▸ Listed records
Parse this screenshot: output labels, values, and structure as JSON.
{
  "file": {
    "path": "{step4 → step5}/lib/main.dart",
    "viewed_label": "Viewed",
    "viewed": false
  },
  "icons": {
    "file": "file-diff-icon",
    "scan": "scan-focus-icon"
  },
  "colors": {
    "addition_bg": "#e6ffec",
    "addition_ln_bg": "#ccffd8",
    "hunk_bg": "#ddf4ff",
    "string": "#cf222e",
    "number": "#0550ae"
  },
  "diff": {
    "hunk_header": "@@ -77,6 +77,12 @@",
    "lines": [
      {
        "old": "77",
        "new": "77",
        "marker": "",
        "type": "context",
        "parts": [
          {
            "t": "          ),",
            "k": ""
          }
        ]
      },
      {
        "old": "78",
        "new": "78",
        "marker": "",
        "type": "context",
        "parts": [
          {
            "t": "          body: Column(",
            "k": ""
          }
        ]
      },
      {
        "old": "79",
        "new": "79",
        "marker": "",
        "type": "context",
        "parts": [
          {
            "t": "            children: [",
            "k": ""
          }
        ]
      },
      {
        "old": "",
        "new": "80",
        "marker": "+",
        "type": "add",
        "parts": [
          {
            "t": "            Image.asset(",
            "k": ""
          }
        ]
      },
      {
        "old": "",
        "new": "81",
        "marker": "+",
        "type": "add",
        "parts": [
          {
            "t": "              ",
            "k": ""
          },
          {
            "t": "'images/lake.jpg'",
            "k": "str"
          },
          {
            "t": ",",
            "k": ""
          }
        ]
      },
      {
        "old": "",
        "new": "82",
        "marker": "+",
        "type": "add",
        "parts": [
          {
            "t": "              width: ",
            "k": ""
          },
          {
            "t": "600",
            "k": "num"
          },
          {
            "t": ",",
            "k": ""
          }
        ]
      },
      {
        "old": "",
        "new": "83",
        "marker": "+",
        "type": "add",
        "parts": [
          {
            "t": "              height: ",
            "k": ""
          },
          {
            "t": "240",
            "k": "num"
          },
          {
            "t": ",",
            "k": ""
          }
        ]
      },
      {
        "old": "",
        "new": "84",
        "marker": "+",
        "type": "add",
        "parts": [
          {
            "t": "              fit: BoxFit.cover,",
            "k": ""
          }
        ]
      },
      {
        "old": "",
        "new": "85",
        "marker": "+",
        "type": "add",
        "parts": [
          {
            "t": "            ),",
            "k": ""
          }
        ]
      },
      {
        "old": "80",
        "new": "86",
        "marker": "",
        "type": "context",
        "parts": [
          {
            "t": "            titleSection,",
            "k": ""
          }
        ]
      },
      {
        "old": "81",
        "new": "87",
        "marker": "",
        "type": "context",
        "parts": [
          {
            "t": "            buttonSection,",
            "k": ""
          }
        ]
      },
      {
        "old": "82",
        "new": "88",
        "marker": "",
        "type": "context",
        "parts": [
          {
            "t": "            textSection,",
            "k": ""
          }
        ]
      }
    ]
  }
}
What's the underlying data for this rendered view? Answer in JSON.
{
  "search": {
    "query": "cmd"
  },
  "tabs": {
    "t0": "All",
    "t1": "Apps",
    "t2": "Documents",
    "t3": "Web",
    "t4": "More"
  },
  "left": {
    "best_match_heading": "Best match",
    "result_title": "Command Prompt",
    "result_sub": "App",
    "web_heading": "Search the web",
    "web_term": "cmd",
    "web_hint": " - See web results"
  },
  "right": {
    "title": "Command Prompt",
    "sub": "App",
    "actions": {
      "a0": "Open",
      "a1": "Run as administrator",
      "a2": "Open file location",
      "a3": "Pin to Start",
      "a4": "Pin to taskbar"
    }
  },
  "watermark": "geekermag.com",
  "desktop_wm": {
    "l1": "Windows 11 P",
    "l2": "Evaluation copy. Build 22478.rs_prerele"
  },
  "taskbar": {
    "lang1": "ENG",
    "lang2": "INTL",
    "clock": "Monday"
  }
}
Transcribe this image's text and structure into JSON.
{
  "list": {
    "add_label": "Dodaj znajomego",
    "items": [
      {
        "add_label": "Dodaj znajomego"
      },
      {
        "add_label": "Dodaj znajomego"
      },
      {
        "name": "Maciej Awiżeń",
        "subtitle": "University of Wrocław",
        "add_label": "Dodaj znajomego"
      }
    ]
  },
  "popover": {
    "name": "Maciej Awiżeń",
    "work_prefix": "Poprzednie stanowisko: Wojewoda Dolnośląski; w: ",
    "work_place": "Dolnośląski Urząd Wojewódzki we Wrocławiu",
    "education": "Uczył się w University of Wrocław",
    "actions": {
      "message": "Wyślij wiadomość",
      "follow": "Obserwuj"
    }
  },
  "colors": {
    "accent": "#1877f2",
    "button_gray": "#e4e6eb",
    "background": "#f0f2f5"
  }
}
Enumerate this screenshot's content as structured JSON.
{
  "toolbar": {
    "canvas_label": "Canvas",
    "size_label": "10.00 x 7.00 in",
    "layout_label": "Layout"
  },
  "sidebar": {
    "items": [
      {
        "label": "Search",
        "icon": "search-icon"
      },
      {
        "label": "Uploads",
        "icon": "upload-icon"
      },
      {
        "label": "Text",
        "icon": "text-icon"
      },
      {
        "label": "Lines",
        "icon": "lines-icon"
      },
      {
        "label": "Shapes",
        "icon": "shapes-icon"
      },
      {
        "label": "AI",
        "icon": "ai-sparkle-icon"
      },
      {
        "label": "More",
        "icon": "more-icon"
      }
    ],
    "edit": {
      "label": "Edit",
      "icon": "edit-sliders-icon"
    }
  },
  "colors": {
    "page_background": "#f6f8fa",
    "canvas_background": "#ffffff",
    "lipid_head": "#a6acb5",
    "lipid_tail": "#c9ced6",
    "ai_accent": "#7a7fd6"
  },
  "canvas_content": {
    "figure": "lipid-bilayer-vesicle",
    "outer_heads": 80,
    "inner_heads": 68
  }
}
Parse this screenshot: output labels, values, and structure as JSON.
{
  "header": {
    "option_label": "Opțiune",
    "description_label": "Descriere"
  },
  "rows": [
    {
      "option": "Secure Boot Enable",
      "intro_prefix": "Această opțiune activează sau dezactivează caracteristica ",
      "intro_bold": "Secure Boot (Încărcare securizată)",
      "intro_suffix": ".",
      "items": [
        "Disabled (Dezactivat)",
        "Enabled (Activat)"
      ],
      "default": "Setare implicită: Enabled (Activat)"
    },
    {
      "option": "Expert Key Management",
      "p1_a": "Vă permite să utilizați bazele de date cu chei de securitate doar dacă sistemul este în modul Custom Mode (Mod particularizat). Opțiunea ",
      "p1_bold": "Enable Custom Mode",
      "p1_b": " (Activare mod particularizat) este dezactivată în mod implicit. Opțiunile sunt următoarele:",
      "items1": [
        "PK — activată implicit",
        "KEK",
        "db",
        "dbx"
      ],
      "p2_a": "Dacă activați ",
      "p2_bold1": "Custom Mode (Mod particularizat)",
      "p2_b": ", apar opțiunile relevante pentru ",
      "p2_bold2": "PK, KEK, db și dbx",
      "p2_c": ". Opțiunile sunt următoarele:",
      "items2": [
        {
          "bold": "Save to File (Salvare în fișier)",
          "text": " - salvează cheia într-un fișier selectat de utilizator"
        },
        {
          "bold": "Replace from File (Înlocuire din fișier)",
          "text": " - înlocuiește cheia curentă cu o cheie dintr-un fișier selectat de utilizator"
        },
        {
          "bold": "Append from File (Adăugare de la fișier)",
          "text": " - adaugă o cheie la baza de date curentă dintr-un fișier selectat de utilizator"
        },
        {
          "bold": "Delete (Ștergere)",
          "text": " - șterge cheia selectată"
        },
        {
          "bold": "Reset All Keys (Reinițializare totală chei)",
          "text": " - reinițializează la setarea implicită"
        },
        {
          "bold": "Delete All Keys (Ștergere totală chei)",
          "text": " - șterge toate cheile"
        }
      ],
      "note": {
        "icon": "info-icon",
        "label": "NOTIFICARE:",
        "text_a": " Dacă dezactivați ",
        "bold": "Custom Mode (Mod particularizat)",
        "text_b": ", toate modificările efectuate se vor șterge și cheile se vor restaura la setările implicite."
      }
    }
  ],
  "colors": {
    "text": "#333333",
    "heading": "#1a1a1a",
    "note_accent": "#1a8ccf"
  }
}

▸ Task description
Give nothing but the number of lines containing the string "Keys".

▸ The reply
2